— start of Supplied records —

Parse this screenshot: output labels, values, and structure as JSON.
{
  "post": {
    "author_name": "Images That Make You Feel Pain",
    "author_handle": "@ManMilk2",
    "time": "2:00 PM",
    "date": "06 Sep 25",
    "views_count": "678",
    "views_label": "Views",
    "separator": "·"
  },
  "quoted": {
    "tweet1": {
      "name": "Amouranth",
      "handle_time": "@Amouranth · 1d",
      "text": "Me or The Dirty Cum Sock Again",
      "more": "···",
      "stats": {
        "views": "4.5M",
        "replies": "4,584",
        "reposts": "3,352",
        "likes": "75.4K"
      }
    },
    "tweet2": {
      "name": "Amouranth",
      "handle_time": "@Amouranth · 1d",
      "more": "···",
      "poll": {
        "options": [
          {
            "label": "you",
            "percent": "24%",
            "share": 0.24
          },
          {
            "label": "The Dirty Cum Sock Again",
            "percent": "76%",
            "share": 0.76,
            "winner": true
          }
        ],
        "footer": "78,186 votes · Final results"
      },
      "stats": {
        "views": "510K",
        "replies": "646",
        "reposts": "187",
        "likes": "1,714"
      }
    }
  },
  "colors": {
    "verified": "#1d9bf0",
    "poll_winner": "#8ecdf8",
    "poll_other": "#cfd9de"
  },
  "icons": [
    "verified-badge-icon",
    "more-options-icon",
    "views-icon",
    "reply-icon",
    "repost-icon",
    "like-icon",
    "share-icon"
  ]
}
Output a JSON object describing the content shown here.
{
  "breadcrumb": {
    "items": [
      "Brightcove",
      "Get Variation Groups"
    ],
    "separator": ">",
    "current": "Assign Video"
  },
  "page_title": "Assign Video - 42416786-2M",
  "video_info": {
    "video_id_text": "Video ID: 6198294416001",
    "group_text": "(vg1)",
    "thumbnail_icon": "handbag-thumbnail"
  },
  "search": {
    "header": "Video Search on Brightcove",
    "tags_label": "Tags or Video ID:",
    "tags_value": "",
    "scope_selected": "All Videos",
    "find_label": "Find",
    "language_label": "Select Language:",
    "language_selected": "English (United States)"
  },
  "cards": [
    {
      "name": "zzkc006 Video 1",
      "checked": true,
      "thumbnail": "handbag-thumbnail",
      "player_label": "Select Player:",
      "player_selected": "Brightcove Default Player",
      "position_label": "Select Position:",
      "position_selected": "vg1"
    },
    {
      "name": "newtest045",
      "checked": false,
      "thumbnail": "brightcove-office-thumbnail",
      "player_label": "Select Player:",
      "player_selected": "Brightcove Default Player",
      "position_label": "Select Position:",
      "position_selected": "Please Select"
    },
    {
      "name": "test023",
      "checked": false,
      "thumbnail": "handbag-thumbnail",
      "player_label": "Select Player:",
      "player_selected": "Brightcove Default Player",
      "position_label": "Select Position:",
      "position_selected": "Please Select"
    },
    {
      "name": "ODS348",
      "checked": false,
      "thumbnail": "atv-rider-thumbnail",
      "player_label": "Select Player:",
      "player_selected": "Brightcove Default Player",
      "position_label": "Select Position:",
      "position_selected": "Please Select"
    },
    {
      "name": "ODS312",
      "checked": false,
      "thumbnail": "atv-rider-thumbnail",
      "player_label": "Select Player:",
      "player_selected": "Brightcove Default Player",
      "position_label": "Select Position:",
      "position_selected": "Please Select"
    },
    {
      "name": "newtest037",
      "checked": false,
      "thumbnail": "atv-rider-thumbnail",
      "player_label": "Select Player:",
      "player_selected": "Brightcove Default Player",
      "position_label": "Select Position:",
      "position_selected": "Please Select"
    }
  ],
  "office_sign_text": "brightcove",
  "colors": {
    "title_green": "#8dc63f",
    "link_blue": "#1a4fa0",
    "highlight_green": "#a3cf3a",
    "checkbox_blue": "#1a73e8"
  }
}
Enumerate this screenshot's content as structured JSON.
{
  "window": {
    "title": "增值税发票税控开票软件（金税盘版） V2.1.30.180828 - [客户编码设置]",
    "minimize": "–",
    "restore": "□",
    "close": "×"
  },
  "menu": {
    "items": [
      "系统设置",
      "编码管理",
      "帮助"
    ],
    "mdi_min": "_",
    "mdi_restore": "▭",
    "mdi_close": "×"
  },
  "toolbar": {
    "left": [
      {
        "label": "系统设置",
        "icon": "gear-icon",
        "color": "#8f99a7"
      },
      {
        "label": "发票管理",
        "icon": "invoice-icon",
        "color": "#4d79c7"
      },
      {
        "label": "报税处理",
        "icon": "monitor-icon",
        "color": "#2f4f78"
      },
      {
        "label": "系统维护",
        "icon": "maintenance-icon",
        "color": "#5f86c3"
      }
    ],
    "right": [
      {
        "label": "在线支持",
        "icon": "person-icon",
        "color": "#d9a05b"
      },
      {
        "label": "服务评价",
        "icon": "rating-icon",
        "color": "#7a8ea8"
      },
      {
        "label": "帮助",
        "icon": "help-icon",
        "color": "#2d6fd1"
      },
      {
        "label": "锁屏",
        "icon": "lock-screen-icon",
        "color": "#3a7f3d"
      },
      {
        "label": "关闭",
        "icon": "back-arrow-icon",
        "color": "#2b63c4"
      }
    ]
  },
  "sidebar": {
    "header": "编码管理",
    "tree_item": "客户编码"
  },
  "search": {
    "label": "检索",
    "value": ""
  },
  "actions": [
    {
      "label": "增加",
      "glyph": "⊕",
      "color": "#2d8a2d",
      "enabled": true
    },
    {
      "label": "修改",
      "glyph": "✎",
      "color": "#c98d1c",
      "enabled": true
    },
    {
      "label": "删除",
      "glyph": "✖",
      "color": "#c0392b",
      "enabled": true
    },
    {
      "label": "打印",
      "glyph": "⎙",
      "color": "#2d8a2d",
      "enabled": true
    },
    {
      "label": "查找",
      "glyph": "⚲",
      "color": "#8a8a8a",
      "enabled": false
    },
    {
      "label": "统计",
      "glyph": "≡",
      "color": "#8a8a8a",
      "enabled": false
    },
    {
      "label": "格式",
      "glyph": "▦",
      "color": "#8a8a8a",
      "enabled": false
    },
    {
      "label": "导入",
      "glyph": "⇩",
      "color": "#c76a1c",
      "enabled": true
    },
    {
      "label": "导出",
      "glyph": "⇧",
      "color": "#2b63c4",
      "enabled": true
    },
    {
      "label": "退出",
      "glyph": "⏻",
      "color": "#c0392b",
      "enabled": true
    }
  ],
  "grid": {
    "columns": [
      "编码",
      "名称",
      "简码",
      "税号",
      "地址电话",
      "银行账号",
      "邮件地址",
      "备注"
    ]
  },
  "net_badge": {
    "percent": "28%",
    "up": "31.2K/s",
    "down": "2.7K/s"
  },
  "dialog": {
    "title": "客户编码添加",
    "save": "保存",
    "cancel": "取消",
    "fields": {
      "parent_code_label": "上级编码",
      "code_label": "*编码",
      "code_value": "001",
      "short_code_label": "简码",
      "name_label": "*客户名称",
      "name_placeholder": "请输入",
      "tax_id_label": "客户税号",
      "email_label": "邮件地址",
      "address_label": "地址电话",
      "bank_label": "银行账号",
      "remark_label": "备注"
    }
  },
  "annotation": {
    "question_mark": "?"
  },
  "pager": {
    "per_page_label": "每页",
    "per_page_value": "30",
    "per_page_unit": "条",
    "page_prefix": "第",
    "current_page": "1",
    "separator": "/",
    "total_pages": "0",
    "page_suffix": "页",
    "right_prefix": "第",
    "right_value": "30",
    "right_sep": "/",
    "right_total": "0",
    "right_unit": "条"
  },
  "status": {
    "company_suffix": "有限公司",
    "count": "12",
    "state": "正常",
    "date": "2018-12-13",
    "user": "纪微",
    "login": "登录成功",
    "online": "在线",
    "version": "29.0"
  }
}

— end of Supplied records —

Problem statement:
Each record must be repeated exactly as it is.

Exercise output:
Parse this screenshot: output labels, values, and structure as JSON.
{
  "post": {
    "author_name": "Images That Make You Feel Pain",
    "author_handle": "@ManMilk2",
    "time": "2:00 PM",
    "date": "06 Sep 25",
    "views_count": "678",
    "views_label": "Views",
    "separator": "·"
  },
  "quoted": {
    "tweet1": {
      "name": "Amouranth",
      "handle_time": "@Amouranth · 1d",
      "text": "Me or The Dirty Cum Sock Again",
      "more": "···",
      "stats": {
        "views": "4.5M",
        "replies": "4,584",
        "reposts": "3,352",
        "likes": "75.4K"
      }
    },
    "tweet2": {
      "name": "Amouranth",
      "handle_time": "@Amouranth · 1d",
      "more": "···",
      "poll": {
        "options": [
          {
            "label": "you",
            "percent": "24%",
            "share": 0.24
          },
          {
            "label": "The Dirty Cum Sock Again",
            "percent": "76%",
            "share": 0.76,
            "winner": true
          }
        ],
        "footer": "78,186 votes · Final results"
      },
      "stats": {
        "views": "510K",
        "replies": "646",
        "reposts": "187",
        "likes": "1,714"
      }
    }
  },
  "colors": {
    "verified": "#1d9bf0",
    "poll_winner": "#8ecdf8",
    "poll_other": "#cfd9de"
  },
  "icons": [
    "verified-badge-icon",
    "more-options-icon",
    "views-icon",
    "reply-icon",
    "repost-icon",
    "like-icon",
    "share-icon"
  ]
}
Output a JSON object describing the content shown here.
{
  "breadcrumb": {
    "items": [
      "Brightcove",
      "Get Variation Groups"
    ],
    "separator": ">",
    "current": "Assign Video"
  },
  "page_title": "Assign Video - 42416786-2M",
  "video_info": {
    "video_id_text": "Video ID: 6198294416001",
    "group_text": "(vg1)",
    "thumbnail_icon": "handbag-thumbnail"
  },
  "search": {
    "header": "Video Search on Brightcove",
    "tags_label": "Tags or Video ID:",
    "tags_value": "",
    "scope_selected": "All Videos",
    "find_label": "Find",
    "language_label": "Select Language:",
    "language_selected": "English (United States)"
  },
  "cards": [
    {
      "name": "zzkc006 Video 1",
      "checked": true,
      "thumbnail": "handbag-thumbnail",
      "player_label": "Select Player:",
      "player_selected": "Brightcove Default Player",
      "position_label": "Select Position:",
      "position_selected": "vg1"
    },
    {
      "name": "newtest045",
      "checked": false,
      "thumbnail": "brightcove-office-thumbnail",
      "player_label": "Select Player:",
      "player_selected": "Brightcove Default Player",
      "position_label": "Select Position:",
      "position_selected": "Please Select"
    },
    {
      "name": "test023",
      "checked": false,
      "thumbnail": "handbag-thumbnail",
      "player_label": "Select Player:",
      "player_selected": "Brightcove Default Player",
      "position_label": "Select Position:",
      "position_selected": "Please Select"
    },
    {
      "name": "ODS348",
      "checked": false,
      "thumbnail": "atv-rider-thumbnail",
      "player_label": "Select Player:",
      "player_selected": "Brightcove Default Player",
      "position_label": "Select Position:",
      "position_selected": "Please Select"
    },
    {
      "name": "ODS312",
      "checked": false,
      "thumbnail": "atv-rider-thumbnail",
      "player_label": "Select Player:",
      "player_selected": "Brightcove Default Player",
      "position_label": "Select Position:",
      "position_selected": "Please Select"
    },
    {
      "name": "newtest037",
      "checked": false,
      "thumbnail": "atv-rider-thumbnail",
      "player_label": "Select Player:",
      "player_selected": "Brightcove Default Player",
      "position_label": "Select Position:",
      "position_selected": "Please Select"
    }
  ],
  "office_sign_text": "brightcove",
  "colors": {
    "title_green": "#8dc63f",
    "link_blue": "#1a4fa0",
    "highlight_green": "#a3cf3a",
    "checkbox_blue": "#1a73e8"
  }
}
Enumerate this screenshot's content as structured JSON.
{
  "window": {
    "title": "增值税发票税控开票软件（金税盘版） V2.1.30.180828 - [客户编码设置]",
    "minimize": "–",
    "restore": "□",
    "close": "×"
  },
  "menu": {
    "items": [
      "系统设置",
      "编码管理",
      "帮助"
    ],
    "mdi_min": "_",
    "mdi_restore": "▭",
    "mdi_close": "×"
  },
  "toolbar": {
    "left": [
      {
        "label": "系统设置",
        "icon": "gear-icon",
        "color": "#8f99a7"
      },
      {
        "label": "发票管理",
        "icon": "invoice-icon",
        "color": "#4d79c7"
      },
      {
        "label": "报税处理",
        "icon": "monitor-icon",
        "color": "#2f4f78"
      },
      {
        "label": "系统维护",
        "icon": "maintenance-icon",
        "color": "#5f86c3"
      }
    ],
    "right": [
      {
        "label": "在线支持",
        "icon": "person-icon",
        "color": "#d9a05b"
      },
      {
        "label": "服务评价",
        "icon": "rating-icon",
        "color": "#7a8ea8"
      },
      {
        "label": "帮助",
        "icon": "help-icon",
        "color": "#2d6fd1"
      },
      {
        "label": "锁屏",
        "icon": "lock-screen-icon",
        "color": "#3a7f3d"
      },
      {
        "label": "关闭",
        "icon": "back-arrow-icon",
        "color": "#2b63c4"
      }
    ]
  },
  "sidebar": {
    "header": "编码管理",
    "tree_item": "客户编码"
  },
  "search": {
    "label": "检索",
    "value": ""
  },
  "actions": [
    {
      "label": "增加",
      "glyph": "⊕",
      "color": "#2d8a2d",
      "enabled": true
    },
    {
      "label": "修改",
      "glyph": "✎",
      "color": "#c98d1c",
      "enabled": true
    },
    {
      "label": "删除",
      "glyph": "✖",
      "color": "#c0392b",
      "enabled": true
    },
    {
      "label": "打印",
      "glyph": "⎙",
      "color": "#2d8a2d",
      "enabled": true
    },
    {
      "label": "查找",
      "glyph": "⚲",
      "color": "#8a8a8a",
      "enabled": false
    },
    {
      "label": "统计",
      "glyph": "≡",
      "color": "#8a8a8a",
      "enabled": false
    },
    {
      "label": "格式",
      "glyph": "▦",
      "color": "#8a8a8a",
      "enabled": false
    },
    {
      "label": "导入",
      "glyph": "⇩",
      "color": "#c76a1c",
      "enabled": true
    },
    {
      "label": "导出",
      "glyph": "⇧",
      "color": "#2b63c4",
      "enabled": true
    },
    {
      "label": "退出",
      "glyph": "⏻",
      "color": "#c0392b",
      "enabled": true
    }
  ],
  "grid": {
    "columns": [
      "编码",
      "名称",
      "简码",
      "税号",
      "地址电话",
      "银行账号",
      "邮件地址",
      "备注"
    ]
  },
  "net_badge": {
    "percent": "28%",
    "up": "31.2K/s",
    "down": "2.7K/s"
  },
  "dialog": {
    "title": "客户编码添加",
    "save": "保存",
    "cancel": "取消",
    "fields": {
      "parent_code_label": "上级编码",
      "code_label": "*编码",
      "code_value": "001",
      "short_code_label": "简码",
      "name_label": "*客户名称",
      "name_placeholder": "请输入",
      "tax_id_label": "客户税号",
      "email_label": "邮件地址",
      "address_label": "地址电话",
      "bank_label": "银行账号",
      "remark_label": "备注"
    }
  },
  "annotation": {
    "question_mark": "?"
  },
  "pager": {
    "per_page_label": "每页",
    "per_page_value": "30",
    "per_page_unit": "条",
    "page_prefix": "第",
    "current_page": "1",
    "separator": "/",
    "total_pages": "0",
    "page_suffix": "页",
    "right_prefix": "第",
    "right_value": "30",
    "right_sep": "/",
    "right_total": "0",
    "right_unit": "条"
  },
  "status": {
    "company_suffix": "有限公司",
    "count": "12",
    "state": "正常",
    "date": "2018-12-13",
    "user": "纪微",
    "login": "登录成功",
    "online": "在线",
    "version": "29.0"
  }
}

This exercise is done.